• Direction:
Print every record below exactly as written.

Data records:
———

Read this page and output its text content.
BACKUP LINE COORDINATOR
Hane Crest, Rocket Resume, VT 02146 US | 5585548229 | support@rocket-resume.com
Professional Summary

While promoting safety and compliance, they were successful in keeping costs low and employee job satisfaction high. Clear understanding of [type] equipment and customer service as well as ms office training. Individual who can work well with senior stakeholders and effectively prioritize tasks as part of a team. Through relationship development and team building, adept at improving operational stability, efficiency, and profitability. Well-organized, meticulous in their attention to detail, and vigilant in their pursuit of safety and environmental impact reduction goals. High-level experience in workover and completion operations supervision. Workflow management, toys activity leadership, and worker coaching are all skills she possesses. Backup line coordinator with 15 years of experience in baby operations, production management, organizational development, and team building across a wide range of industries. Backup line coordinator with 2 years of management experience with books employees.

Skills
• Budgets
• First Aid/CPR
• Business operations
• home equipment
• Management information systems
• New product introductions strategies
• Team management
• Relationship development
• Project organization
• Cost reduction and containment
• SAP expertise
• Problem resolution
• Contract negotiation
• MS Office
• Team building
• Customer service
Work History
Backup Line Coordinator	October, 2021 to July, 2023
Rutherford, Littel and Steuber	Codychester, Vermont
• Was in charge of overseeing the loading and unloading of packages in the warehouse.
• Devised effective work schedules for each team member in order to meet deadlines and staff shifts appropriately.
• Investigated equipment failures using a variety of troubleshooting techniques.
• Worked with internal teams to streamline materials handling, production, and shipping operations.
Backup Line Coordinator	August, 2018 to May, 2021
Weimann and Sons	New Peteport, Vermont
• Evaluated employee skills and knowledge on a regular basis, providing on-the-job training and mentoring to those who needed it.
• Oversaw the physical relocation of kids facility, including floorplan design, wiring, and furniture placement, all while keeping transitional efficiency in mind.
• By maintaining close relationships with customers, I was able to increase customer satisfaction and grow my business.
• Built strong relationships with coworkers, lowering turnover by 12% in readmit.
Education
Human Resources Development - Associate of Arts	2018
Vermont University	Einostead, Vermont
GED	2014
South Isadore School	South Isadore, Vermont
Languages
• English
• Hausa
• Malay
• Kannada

———

• Answer to the task:
Read this page and output its text content.
BACKUP LINE COORDINATOR
Hane Crest, Rocket Resume, VT 02146 US | 5585548229 | support@rocket-resume.com
Professional Summary

While promoting safety and compliance, they were successful in keeping costs low and employee job satisfaction high. Clear understanding of [type] equipment and customer service as well as ms office training. Individual who can work well with senior stakeholders and effectively prioritize tasks as part of a team. Through relationship development and team building, adept at improving operational stability, efficiency, and profitability. Well-organized, meticulous in their attention to detail, and vigilant in their pursuit of safety and environmental impact reduction goals. High-level experience in workover and completion operations supervision. Workflow management, toys activity leadership, and worker coaching are all skills she possesses. Backup line coordinator with 15 years of experience in baby operations, production management, organizational development, and team building across a wide range of industries. Backup line coordinator with 2 years of management experience with books employees.

Skills
• Budgets
• First Aid/CPR
• Business operations
• home equipment
• Management information systems
• New product introductions strategies
• Team management
• Relationship development
• Project organization
• Cost reduction and containment
• SAP expertise
• Problem resolution
• Contract negotiation
• MS Office
• Team building
• Customer service
Work History
Backup Line Coordinator	October, 2021 to July, 2023
Rutherford, Littel and Steuber	Codychester, Vermont
• Was in charge of overseeing the loading and unloading of packages in the warehouse.
• Devised effective work schedules for each team member in order to meet deadlines and staff shifts appropriately.
• Investigated equipment failures using a variety of troubleshooting techniques.
• Worked with internal teams to streamline materials handling, production, and shipping operations.
Backup Line Coordinator	August, 2018 to May, 2021
Weimann and Sons	New Peteport, Vermont
• Evaluated employee skills and knowledge on a regular basis, providing on-the-job training and mentoring to those who needed it.
• Oversaw the physical relocation of kids facility, including floorplan design, wiring, and furniture placement, all while keeping transitional efficiency in mind.
• By maintaining close relationships with customers, I was able to increase customer satisfaction and grow my business.
• Built strong relationships with coworkers, lowering turnover by 12% in readmit.
Education
Human Resources Development - Associate of Arts	2018
Vermont University	Einostead, Vermont
GED	2014
South Isadore School	South Isadore, Vermont
Languages
• English
• Hausa
• Malay
• Kannada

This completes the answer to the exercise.